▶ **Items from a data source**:

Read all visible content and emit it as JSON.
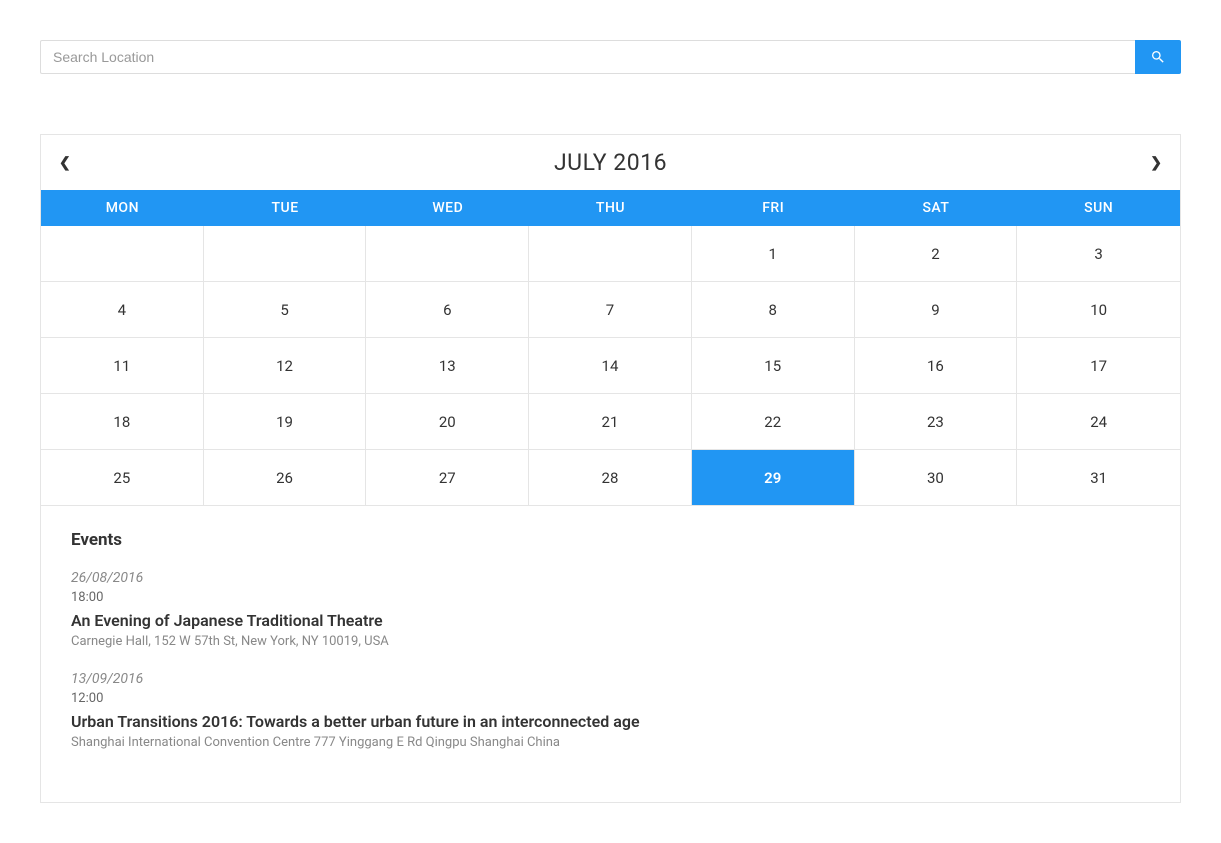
{
  "search": {
    "placeholder": "Search Location"
  },
  "calendar": {
    "title": "JULY 2016",
    "weekdays": [
      "MON",
      "TUE",
      "WED",
      "THU",
      "FRI",
      "SAT",
      "SUN"
    ],
    "leading_empty": 4,
    "days": [
      1,
      2,
      3,
      4,
      5,
      6,
      7,
      8,
      9,
      10,
      11,
      12,
      13,
      14,
      15,
      16,
      17,
      18,
      19,
      20,
      21,
      22,
      23,
      24,
      25,
      26,
      27,
      28,
      29,
      30,
      31
    ],
    "selected_day": 29
  },
  "events": {
    "heading": "Events",
    "items": [
      {
        "date": "26/08/2016",
        "time": "18:00",
        "title": "An Evening of Japanese Traditional Theatre",
        "location": "Carnegie Hall, 152 W 57th St, New York, NY 10019, USA"
      },
      {
        "date": "13/09/2016",
        "time": "12:00",
        "title": "Urban Transitions 2016: Towards a better urban future in an interconnected age",
        "location": "Shanghai International Convention Centre 777 Yinggang E Rd Qingpu Shanghai China"
      }
    ]
  }
}
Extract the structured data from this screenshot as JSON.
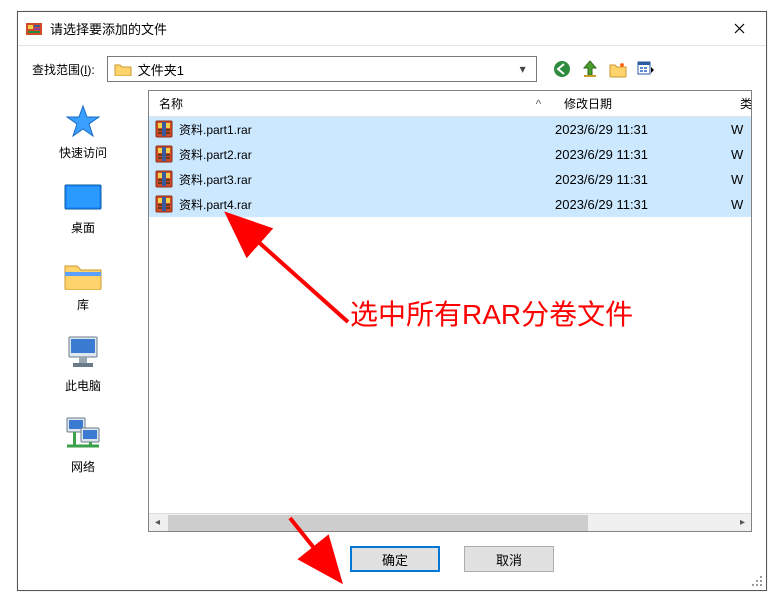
{
  "window": {
    "title": "请选择要添加的文件",
    "close_tooltip": "关闭"
  },
  "nav": {
    "label_prefix": "查找范围(",
    "label_hotkey": "I",
    "label_suffix": "):",
    "combo_value": "文件夹1"
  },
  "sidebar": {
    "items": [
      {
        "id": "quick",
        "label": "快速访问"
      },
      {
        "id": "desktop",
        "label": "桌面"
      },
      {
        "id": "library",
        "label": "库"
      },
      {
        "id": "thispc",
        "label": "此电脑"
      },
      {
        "id": "network",
        "label": "网络"
      }
    ]
  },
  "columns": {
    "name": "名称",
    "sort_caret": "^",
    "date": "修改日期",
    "type_trunc": "类"
  },
  "files": [
    {
      "name": "资料.part1.rar",
      "date": "2023/6/29 11:31",
      "type_trunc": "W"
    },
    {
      "name": "资料.part2.rar",
      "date": "2023/6/29 11:31",
      "type_trunc": "W"
    },
    {
      "name": "资料.part3.rar",
      "date": "2023/6/29 11:31",
      "type_trunc": "W"
    },
    {
      "name": "资料.part4.rar",
      "date": "2023/6/29 11:31",
      "type_trunc": "W"
    }
  ],
  "buttons": {
    "ok": "确定",
    "cancel": "取消"
  },
  "annotation": {
    "text": "选中所有RAR分卷文件"
  }
}
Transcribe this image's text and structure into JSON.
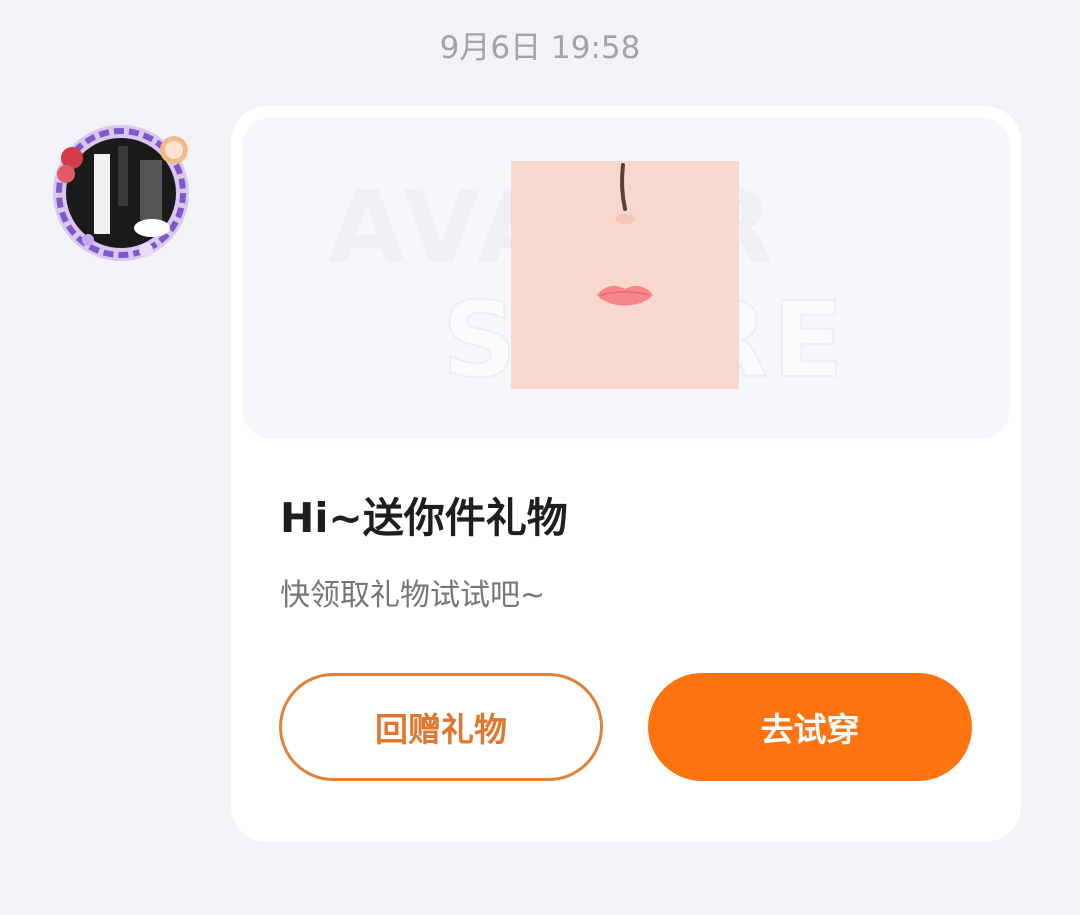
{
  "message": {
    "timestamp": "9月6日 19:58"
  },
  "card": {
    "banner_watermark_line1": "AVATAR",
    "banner_watermark_line2": "STORE",
    "title": "Hi~送你件礼物",
    "subtitle": "快领取礼物试试吧~",
    "return_gift_label": "回赠礼物",
    "try_on_label": "去试穿"
  },
  "colors": {
    "accent": "#ff7310",
    "outline": "#e2813a",
    "page_bg": "#f2f3f7"
  },
  "icons": {
    "avatar": "user-avatar",
    "gift_item": "face-makeup-item"
  }
}
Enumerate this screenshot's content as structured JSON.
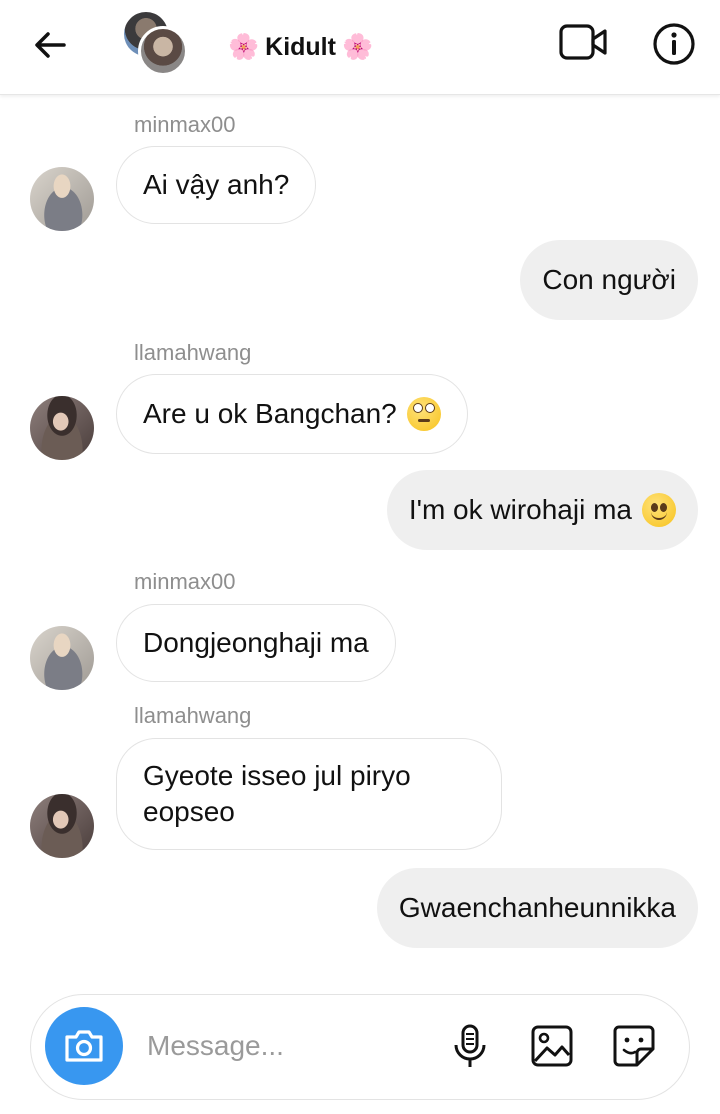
{
  "header": {
    "title": "Kidult",
    "title_emoji": "🌸",
    "icons": [
      "arrow-left-icon",
      "video-call-icon",
      "info-icon"
    ]
  },
  "messages": [
    {
      "type": "incoming",
      "sender": "minmax00",
      "text": "Ai vậy anh?"
    },
    {
      "type": "outgoing",
      "text": "Con người"
    },
    {
      "type": "incoming",
      "sender": "llamahwang",
      "text": "Are u ok Bangchan?",
      "emoji": "eye-roll"
    },
    {
      "type": "outgoing",
      "text": "I'm ok wirohaji ma",
      "emoji": "slight-smile"
    },
    {
      "type": "incoming",
      "sender": "minmax00",
      "text": "Dongjeonghaji ma"
    },
    {
      "type": "incoming",
      "sender": "llamahwang",
      "text_line1": "Gyeote isseo jul piryo",
      "text_line2": "eopseo"
    },
    {
      "type": "outgoing",
      "text": "Gwaenchanheunnikka"
    }
  ],
  "composer": {
    "placeholder": "Message...",
    "camera_color": "#3897f0",
    "icons": [
      "camera-icon",
      "microphone-icon",
      "gallery-icon",
      "sticker-icon"
    ]
  }
}
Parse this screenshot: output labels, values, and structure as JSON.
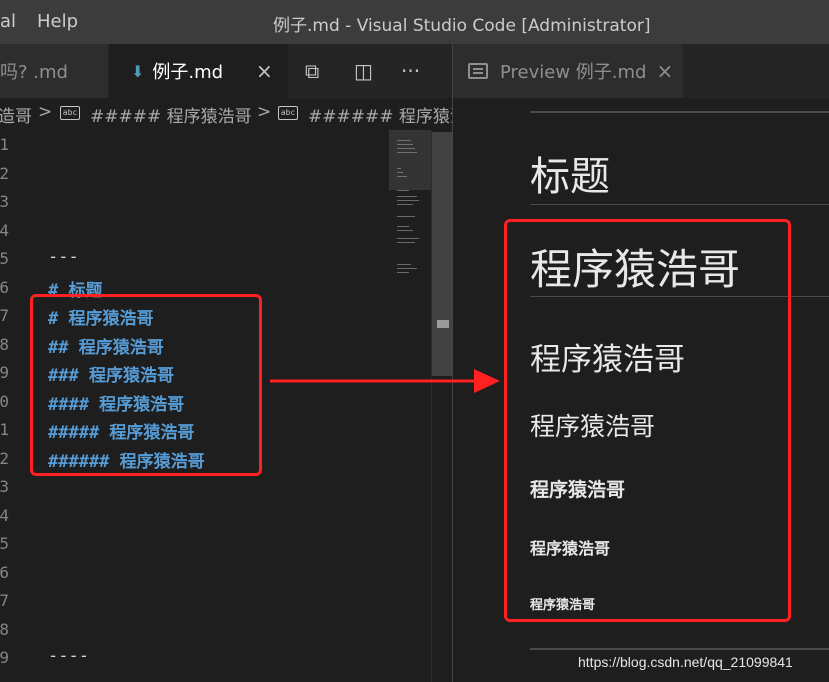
{
  "window": {
    "menu": [
      "al",
      "Help"
    ],
    "title": "例子.md - Visual Studio Code [Administrator]"
  },
  "tabs": {
    "left": [
      {
        "label": "吗? .md",
        "active": false
      },
      {
        "label": "例子.md",
        "active": true,
        "close": "×"
      }
    ],
    "actions": [
      "split-preview-icon",
      "split-editor-icon",
      "more-actions-icon"
    ],
    "actions_glyphs": [
      "⧉",
      "◫",
      "···"
    ],
    "right": [
      {
        "label": "Preview 例子.md",
        "close": "×"
      }
    ]
  },
  "breadcrumb": {
    "parts": [
      "造哥",
      "##### 程序猿浩哥",
      "###### 程序猿浩"
    ],
    "separator": ">",
    "abc_icon": "abc"
  },
  "editor": {
    "line_numbers": [
      "1",
      "2",
      "3",
      "4",
      "5",
      "6",
      "7",
      "8",
      "9",
      "0",
      "1",
      "2",
      "3",
      "4",
      "5",
      "6",
      "7",
      "8",
      "9"
    ],
    "lines": [
      {
        "text": "",
        "kind": "plain"
      },
      {
        "text": "",
        "kind": "plain"
      },
      {
        "text": "",
        "kind": "plain"
      },
      {
        "text": "",
        "kind": "plain"
      },
      {
        "text": "---",
        "kind": "plain"
      },
      {
        "text": "# 标题",
        "kind": "heading"
      },
      {
        "text": "# 程序猿浩哥",
        "kind": "heading"
      },
      {
        "text": "## 程序猿浩哥",
        "kind": "heading"
      },
      {
        "text": "### 程序猿浩哥",
        "kind": "heading"
      },
      {
        "text": "#### 程序猿浩哥",
        "kind": "heading"
      },
      {
        "text": "##### 程序猿浩哥",
        "kind": "heading"
      },
      {
        "text": "###### 程序猿浩哥",
        "kind": "heading"
      },
      {
        "text": "",
        "kind": "plain"
      },
      {
        "text": "",
        "kind": "plain"
      },
      {
        "text": "",
        "kind": "plain"
      },
      {
        "text": "",
        "kind": "plain"
      },
      {
        "text": "",
        "kind": "plain"
      },
      {
        "text": "",
        "kind": "plain"
      },
      {
        "text": "----",
        "kind": "plain"
      }
    ]
  },
  "preview": {
    "headings": [
      "标题",
      "程序猿浩哥",
      "程序猿浩哥",
      "程序猿浩哥",
      "程序猿浩哥",
      "程序猿浩哥",
      "程序猿浩哥"
    ]
  },
  "annotation": {
    "color": "#ff2020",
    "watermark": "https://blog.csdn.net/qq_21099841"
  }
}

▶ **TASK TO COMPLETE**:
List every line above containing the word "screenshot".

▶ **ANSWER TO THE PROBLEM**:
Extract the structured data from this screenshot as JSON.
Enumerate this screenshot's content as structured JSON.
Parse this screenshot: output labels, values, and structure as JSON.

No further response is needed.